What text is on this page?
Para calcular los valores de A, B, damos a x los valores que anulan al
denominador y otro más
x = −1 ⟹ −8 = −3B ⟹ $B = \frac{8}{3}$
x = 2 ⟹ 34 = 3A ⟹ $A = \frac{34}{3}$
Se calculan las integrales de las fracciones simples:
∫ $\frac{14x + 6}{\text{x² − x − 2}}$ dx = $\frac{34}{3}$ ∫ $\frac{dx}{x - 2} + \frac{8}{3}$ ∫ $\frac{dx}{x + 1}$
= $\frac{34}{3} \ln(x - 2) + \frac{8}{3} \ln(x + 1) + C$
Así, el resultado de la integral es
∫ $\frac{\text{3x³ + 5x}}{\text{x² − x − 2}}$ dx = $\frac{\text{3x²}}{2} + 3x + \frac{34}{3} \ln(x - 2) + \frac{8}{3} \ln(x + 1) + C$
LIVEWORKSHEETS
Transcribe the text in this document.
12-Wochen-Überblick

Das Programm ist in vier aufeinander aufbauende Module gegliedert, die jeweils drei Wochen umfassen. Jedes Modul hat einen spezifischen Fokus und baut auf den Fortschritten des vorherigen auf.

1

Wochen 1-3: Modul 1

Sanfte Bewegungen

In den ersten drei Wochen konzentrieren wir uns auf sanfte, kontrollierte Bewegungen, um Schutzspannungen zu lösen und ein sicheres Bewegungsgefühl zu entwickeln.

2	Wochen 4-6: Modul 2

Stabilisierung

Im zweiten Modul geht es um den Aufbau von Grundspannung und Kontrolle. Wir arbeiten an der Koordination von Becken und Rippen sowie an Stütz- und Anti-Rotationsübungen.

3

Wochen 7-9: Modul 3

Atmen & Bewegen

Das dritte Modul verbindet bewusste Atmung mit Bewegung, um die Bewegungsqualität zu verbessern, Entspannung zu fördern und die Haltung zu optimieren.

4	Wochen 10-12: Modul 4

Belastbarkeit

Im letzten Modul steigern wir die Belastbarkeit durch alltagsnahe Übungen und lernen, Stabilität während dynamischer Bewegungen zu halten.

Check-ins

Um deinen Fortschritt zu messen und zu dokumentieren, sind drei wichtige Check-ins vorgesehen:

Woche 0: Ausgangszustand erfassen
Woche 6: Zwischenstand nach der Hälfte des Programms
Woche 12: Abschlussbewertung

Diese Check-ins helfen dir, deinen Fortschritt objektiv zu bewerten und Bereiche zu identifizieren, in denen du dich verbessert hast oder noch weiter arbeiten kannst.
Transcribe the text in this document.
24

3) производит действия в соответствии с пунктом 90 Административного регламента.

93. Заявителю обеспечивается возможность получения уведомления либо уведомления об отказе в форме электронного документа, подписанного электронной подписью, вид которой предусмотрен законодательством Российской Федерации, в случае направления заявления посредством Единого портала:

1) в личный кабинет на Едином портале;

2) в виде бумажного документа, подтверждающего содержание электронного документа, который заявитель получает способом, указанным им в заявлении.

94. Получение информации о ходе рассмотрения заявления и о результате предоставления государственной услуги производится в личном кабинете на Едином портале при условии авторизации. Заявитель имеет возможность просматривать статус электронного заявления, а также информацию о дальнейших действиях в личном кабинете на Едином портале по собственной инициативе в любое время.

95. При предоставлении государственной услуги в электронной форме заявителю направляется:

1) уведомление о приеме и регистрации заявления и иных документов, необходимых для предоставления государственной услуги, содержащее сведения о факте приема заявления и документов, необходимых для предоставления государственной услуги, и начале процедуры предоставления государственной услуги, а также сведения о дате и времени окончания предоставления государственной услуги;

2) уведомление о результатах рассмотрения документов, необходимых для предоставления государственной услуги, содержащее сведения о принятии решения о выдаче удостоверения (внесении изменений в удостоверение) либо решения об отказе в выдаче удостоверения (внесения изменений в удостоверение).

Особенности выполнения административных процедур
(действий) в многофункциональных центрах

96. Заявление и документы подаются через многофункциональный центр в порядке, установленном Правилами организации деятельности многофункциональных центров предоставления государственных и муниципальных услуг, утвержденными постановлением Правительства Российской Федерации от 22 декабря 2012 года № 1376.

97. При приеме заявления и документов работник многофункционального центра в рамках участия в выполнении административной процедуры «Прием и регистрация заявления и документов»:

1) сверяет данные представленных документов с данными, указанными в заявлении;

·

:::

▶ [Given exercise] Generate an exact reproduction of all entries.

▶ [Correct output]
What text is on this page?
Para calcular los valores de A, B, damos a x los valores que anulan al
denominador y otro más
x = −1 ⟹ −8 = −3B ⟹ $B = \frac{8}{3}$
x = 2 ⟹ 34 = 3A ⟹ $A = \frac{34}{3}$
Se calculan las integrales de las fracciones simples:
∫ $\frac{14x + 6}{\text{x² − x − 2}}$ dx = $\frac{34}{3}$ ∫ $\frac{dx}{x - 2} + \frac{8}{3}$ ∫ $\frac{dx}{x + 1}$
= $\frac{34}{3} \ln(x - 2) + \frac{8}{3} \ln(x + 1) + C$
Así, el resultado de la integral es
∫ $\frac{\text{3x³ + 5x}}{\text{x² − x − 2}}$ dx = $\frac{\text{3x²}}{2} + 3x + \frac{34}{3} \ln(x - 2) + \frac{8}{3} \ln(x + 1) + C$
LIVEWORKSHEETS
Transcribe the text in this document.
12-Wochen-Überblick

Das Programm ist in vier aufeinander aufbauende Module gegliedert, die jeweils drei Wochen umfassen. Jedes Modul hat einen spezifischen Fokus und baut auf den Fortschritten des vorherigen auf.

1

Wochen 1-3: Modul 1

Sanfte Bewegungen

In den ersten drei Wochen konzentrieren wir uns auf sanfte, kontrollierte Bewegungen, um Schutzspannungen zu lösen und ein sicheres Bewegungsgefühl zu entwickeln.

2	Wochen 4-6: Modul 2

Stabilisierung

Im zweiten Modul geht es um den Aufbau von Grundspannung und Kontrolle. Wir arbeiten an der Koordination von Becken und Rippen sowie an Stütz- und Anti-Rotationsübungen.

3

Wochen 7-9: Modul 3

Atmen & Bewegen

Das dritte Modul verbindet bewusste Atmung mit Bewegung, um die Bewegungsqualität zu verbessern, Entspannung zu fördern und die Haltung zu optimieren.

4	Wochen 10-12: Modul 4

Belastbarkeit

Im letzten Modul steigern wir die Belastbarkeit durch alltagsnahe Übungen und lernen, Stabilität während dynamischer Bewegungen zu halten.

Check-ins

Um deinen Fortschritt zu messen und zu dokumentieren, sind drei wichtige Check-ins vorgesehen:

Woche 0: Ausgangszustand erfassen
Woche 6: Zwischenstand nach der Hälfte des Programms
Woche 12: Abschlussbewertung

Diese Check-ins helfen dir, deinen Fortschritt objektiv zu bewerten und Bereiche zu identifizieren, in denen du dich verbessert hast oder noch weiter arbeiten kannst.
Transcribe the text in this document.
24

3) производит действия в соответствии с пунктом 90 Административного регламента.

93. Заявителю обеспечивается возможность получения уведомления либо уведомления об отказе в форме электронного документа, подписанного электронной подписью, вид которой предусмотрен законодательством Российской Федерации, в случае направления заявления посредством Единого портала:

1) в личный кабинет на Едином портале;

2) в виде бумажного документа, подтверждающего содержание электронного документа, который заявитель получает способом, указанным им в заявлении.

94. Получение информации о ходе рассмотрения заявления и о результате предоставления государственной услуги производится в личном кабинете на Едином портале при условии авторизации. Заявитель имеет возможность просматривать статус электронного заявления, а также информацию о дальнейших действиях в личном кабинете на Едином портале по собственной инициативе в любое время.

95. При предоставлении государственной услуги в электронной форме заявителю направляется:

1) уведомление о приеме и регистрации заявления и иных документов, необходимых для предоставления государственной услуги, содержащее сведения о факте приема заявления и документов, необходимых для предоставления государственной услуги, и начале процедуры предоставления государственной услуги, а также сведения о дате и времени окончания предоставления государственной услуги;

2) уведомление о результатах рассмотрения документов, необходимых для предоставления государственной услуги, содержащее сведения о принятии решения о выдаче удостоверения (внесении изменений в удостоверение) либо решения об отказе в выдаче удостоверения (внесения изменений в удостоверение).

Особенности выполнения административных процедур
(действий) в многофункциональных центрах

96. Заявление и документы подаются через многофункциональный центр в порядке, установленном Правилами организации деятельности многофункциональных центров предоставления государственных и муниципальных услуг, утвержденными постановлением Правительства Российской Федерации от 22 декабря 2012 года № 1376.

97. При приеме заявления и документов работник многофункционального центра в рамках участия в выполнении административной процедуры «Прием и регистрация заявления и документов»:

1) сверяет данные представленных документов с данными, указанными в заявлении;

·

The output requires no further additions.